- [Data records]
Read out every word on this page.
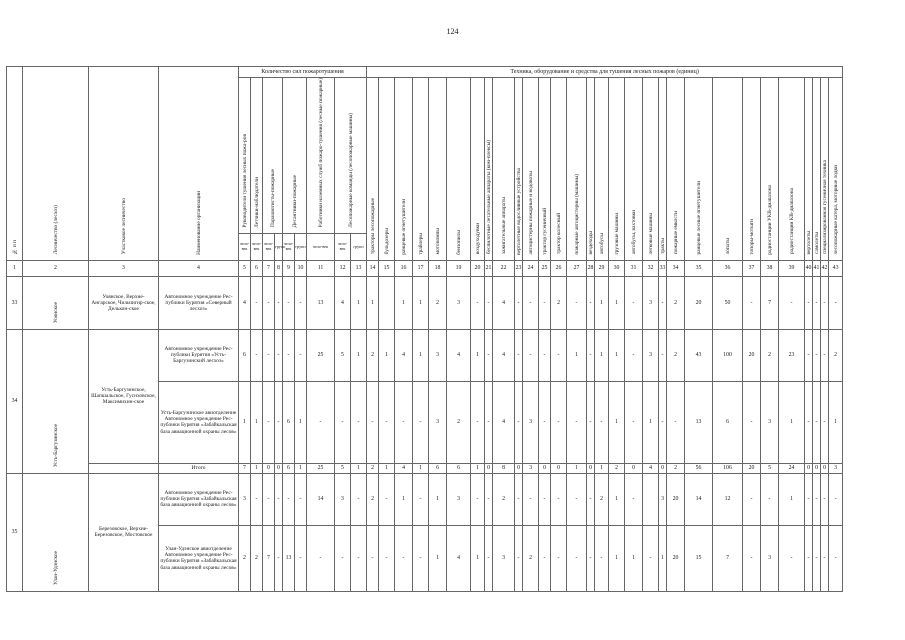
124
№ п п	Лесничество (лесхоз)	Участковое лесничество	Наименование организации	Количество сил пожаротушения									Техника, оборудование и средства для тушения лесных пожаров (единиц)																													
				Руководители тушения лесных пожа-ров	Летчики-наблюдатели	Парашютисты-пожарные		Десантники-пожарные		Работники наземных служб пожаро-тушения (лесные пожарные)	Лесопожарные команды (лесопожарные машины)		тракторы лесопожарные	бульдозеры	ранцевые огнетушители	трайлеры	мотопомпы	бензопилы	воздуходувки	беспилотные летательные аппараты (ком-плексы)	зажигательные аппараты	вертолетные водосливные устройства	автоцистерны пожарные и водовозы	трактор гусеничный	трактор колесный	пожарные автоцистерны (машины)	вездеходы	автобусы	грузовые машины	автобусы, вахтовки	легковые машины	тракты	пожарные емкости	ранцевые лесные огнетушители	лопаты	топоры-мотыги	радиостанции УКВ-диапазона	радиостанции КВ-диапазона	вертолеты	самолеты	специализированная гусеничная техника	лесопожарные катера, моторные лодки
				чело-век	чело-век	чело-век	групп	чело-век	групп	чело-век	чело-век	групп																														
1	2	3	4	5	6	7	8	9	10	11	12	13	14	15	16	17	18	19	20	21	22	23	24	25	26	27	28	29	30	31	32	33	34	35	36	37	38	39	40	41	42	43
33	Уоянское	Уоянское, Верхне-Ангарское, Чильчигир-ское, Делькон-ское	Автономное учреждение Рес-публики Бурятия «Северный лесхоз»	4	-	-	-	-	-	13	4	1	1		1	1	2	3	-	-	4	-	-	-	2	-	-	1	1	-	3	-	2	20	50	-	7	-	-	-	-	-
34	Усть-Баргузинское	Усть-Баргузинское, Шапшальское, Гусиховское, Максимихин-ское	Автономное учреждение Рес-публики Бурятия «Усть-Баргузинский лесхоз»	6	-	-	-	-	-	25	5	1	2	1	4	1	3	4	1	-	4	-	-	-	-	1	-	1	1	-	3	-	2	43	100	20	2	23	-	-	-	2
			Усть-Баргузинское авиотделение Автономное учреждение Рес-публики Бурятия «Забайкальская база авиационной охраны лесов»	1	1	-	-	6	1	-	-	-	-	-	-	-	3	2	-	-	4	-	3	-	-	-	-	-	1	-	1	-	-	13	6	-	3	1	-	-	-	1
			Итого	7	1	0	0	6	1	25	5	1	2	1	4	1	6	6	1	0	8	0	3	0	0	1	0	1	2	0	4	0	2	56	106	20	5	24	0	0	0	3
35	Улан-Удэнское	Березовское, Верхне-Березовское, Мостовское	Автономное учреждение Рес-публики Бурятия «Забайкальская база авиационной охраны лесов»	3	-	-	-	-	-	14	3	-	2	-	1	-	1	3	-	-	2	-	-	-	-	-	-	2	1	-		3	20	14	12	-	-	1	-	-	-	-
			Улан-Удэнское авиотделение Автономное учреждение Рес-публики Бурятия «Забайкальская база авиационной охраны лесов»	2	2	7	-	13	-	-	-	-	-	-	-	-	1	4	1	-	3	-	2	-	-	-	-	-	1	1	-	1	20	15	7	-	3	-	-	-	-	-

- [WHAT YOU ARE ASKED TO DO] Reproduce each line exactly, please, except for any pictures.

- [REPLY]
Read out every word on this page.
124
№ п п	Лесничество (лесхоз)	Участковое лесничество	Наименование организации	Количество сил пожаротушения									Техника, оборудование и средства для тушения лесных пожаров (единиц)																													
				Руководители тушения лесных пожа-ров	Летчики-наблюдатели	Парашютисты-пожарные		Десантники-пожарные		Работники наземных служб пожаро-тушения (лесные пожарные)	Лесопожарные команды (лесопожарные машины)		тракторы лесопожарные	бульдозеры	ранцевые огнетушители	трайлеры	мотопомпы	бензопилы	воздуходувки	беспилотные летательные аппараты (ком-плексы)	зажигательные аппараты	вертолетные водосливные устройства	автоцистерны пожарные и водовозы	трактор гусеничный	трактор колесный	пожарные автоцистерны (машины)	вездеходы	автобусы	грузовые машины	автобусы, вахтовки	легковые машины	тракты	пожарные емкости	ранцевые лесные огнетушители	лопаты	топоры-мотыги	радиостанции УКВ-диапазона	радиостанции КВ-диапазона	вертолеты	самолеты	специализированная гусеничная техника	лесопожарные катера, моторные лодки
				чело-век	чело-век	чело-век	групп	чело-век	групп	чело-век	чело-век	групп																														
1	2	3	4	5	6	7	8	9	10	11	12	13	14	15	16	17	18	19	20	21	22	23	24	25	26	27	28	29	30	31	32	33	34	35	36	37	38	39	40	41	42	43
33	Уоянское	Уоянское, Верхне-Ангарское, Чильчигир-ское, Делькон-ское	Автономное учреждение Рес-публики Бурятия «Северный лесхоз»	4	-	-	-	-	-	13	4	1	1		1	1	2	3	-	-	4	-	-	-	2	-	-	1	1	-	3	-	2	20	50	-	7	-	-	-	-	-
34	Усть-Баргузинское	Усть-Баргузинское, Шапшальское, Гусиховское, Максимихин-ское	Автономное учреждение Рес-публики Бурятия «Усть-Баргузинский лесхоз»	6	-	-	-	-	-	25	5	1	2	1	4	1	3	4	1	-	4	-	-	-	-	1	-	1	1	-	3	-	2	43	100	20	2	23	-	-	-	2
			Усть-Баргузинское авиотделение Автономное учреждение Рес-публики Бурятия «Забайкальская база авиационной охраны лесов»	1	1	-	-	6	1	-	-	-	-	-	-	-	3	2	-	-	4	-	3	-	-	-	-	-	1	-	1	-	-	13	6	-	3	1	-	-	-	1
			Итого	7	1	0	0	6	1	25	5	1	2	1	4	1	6	6	1	0	8	0	3	0	0	1	0	1	2	0	4	0	2	56	106	20	5	24	0	0	0	3
35	Улан-Удэнское	Березовское, Верхне-Березовское, Мостовское	Автономное учреждение Рес-публики Бурятия «Забайкальская база авиационной охраны лесов»	3	-	-	-	-	-	14	3	-	2	-	1	-	1	3	-	-	2	-	-	-	-	-	-	2	1	-		3	20	14	12	-	-	1	-	-	-	-
			Улан-Удэнское авиотделение Автономное учреждение Рес-публики Бурятия «Забайкальская база авиационной охраны лесов»	2	2	7	-	13	-	-	-	-	-	-	-	-	1	4	1	-	3	-	2	-	-	-	-	-	1	1	-	1	20	15	7	-	3	-	-	-	-	-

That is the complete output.